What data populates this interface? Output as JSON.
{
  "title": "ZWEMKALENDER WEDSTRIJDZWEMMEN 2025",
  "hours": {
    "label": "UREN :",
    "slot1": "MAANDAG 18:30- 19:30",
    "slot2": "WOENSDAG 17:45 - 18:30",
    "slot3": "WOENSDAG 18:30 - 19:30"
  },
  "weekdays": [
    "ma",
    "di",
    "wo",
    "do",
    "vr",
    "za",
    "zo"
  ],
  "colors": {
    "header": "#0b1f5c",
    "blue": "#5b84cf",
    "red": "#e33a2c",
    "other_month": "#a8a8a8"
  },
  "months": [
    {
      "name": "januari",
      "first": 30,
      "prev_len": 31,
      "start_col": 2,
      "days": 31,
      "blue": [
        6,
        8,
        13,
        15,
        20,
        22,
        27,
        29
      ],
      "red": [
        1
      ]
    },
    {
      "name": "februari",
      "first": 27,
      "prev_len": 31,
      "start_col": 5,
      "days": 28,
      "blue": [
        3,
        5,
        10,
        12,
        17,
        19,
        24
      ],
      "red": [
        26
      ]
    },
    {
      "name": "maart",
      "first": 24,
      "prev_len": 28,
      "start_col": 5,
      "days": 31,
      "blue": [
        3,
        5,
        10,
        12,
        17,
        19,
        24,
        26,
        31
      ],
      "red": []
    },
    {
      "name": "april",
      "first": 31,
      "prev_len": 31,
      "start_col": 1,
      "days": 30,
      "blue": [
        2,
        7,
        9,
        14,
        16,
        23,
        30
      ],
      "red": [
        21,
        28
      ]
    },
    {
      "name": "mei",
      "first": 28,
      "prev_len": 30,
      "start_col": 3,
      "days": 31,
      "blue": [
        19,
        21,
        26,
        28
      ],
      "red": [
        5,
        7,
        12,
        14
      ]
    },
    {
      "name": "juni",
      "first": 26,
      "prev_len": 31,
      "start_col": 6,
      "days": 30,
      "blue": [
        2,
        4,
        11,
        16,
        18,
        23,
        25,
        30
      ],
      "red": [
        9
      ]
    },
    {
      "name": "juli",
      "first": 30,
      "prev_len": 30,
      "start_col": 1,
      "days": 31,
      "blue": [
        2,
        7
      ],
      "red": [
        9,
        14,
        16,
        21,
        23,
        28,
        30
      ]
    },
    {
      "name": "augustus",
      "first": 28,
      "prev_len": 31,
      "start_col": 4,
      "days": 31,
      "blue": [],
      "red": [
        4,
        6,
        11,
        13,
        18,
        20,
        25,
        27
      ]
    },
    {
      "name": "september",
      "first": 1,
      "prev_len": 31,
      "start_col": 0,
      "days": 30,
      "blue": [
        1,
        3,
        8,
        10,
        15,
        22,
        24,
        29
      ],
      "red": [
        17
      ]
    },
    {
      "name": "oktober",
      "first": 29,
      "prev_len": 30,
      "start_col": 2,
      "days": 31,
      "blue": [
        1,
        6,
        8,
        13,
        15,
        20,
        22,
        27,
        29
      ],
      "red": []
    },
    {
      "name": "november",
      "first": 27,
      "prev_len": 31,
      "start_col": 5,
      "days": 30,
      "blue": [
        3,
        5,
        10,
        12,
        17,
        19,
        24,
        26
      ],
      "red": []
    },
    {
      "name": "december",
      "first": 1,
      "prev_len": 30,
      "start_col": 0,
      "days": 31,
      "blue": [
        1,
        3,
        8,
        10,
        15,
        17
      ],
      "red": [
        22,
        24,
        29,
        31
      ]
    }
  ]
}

⁂

TASK PROMPT: Show all lines in the entries above where the string "WOENSDAG" appears.

EXERCISE SOLUTION:
    "slot2": "WOENSDAG 17:45 - 18:30",
    "slot3": "WOENSDAG 18:30 - 19:30"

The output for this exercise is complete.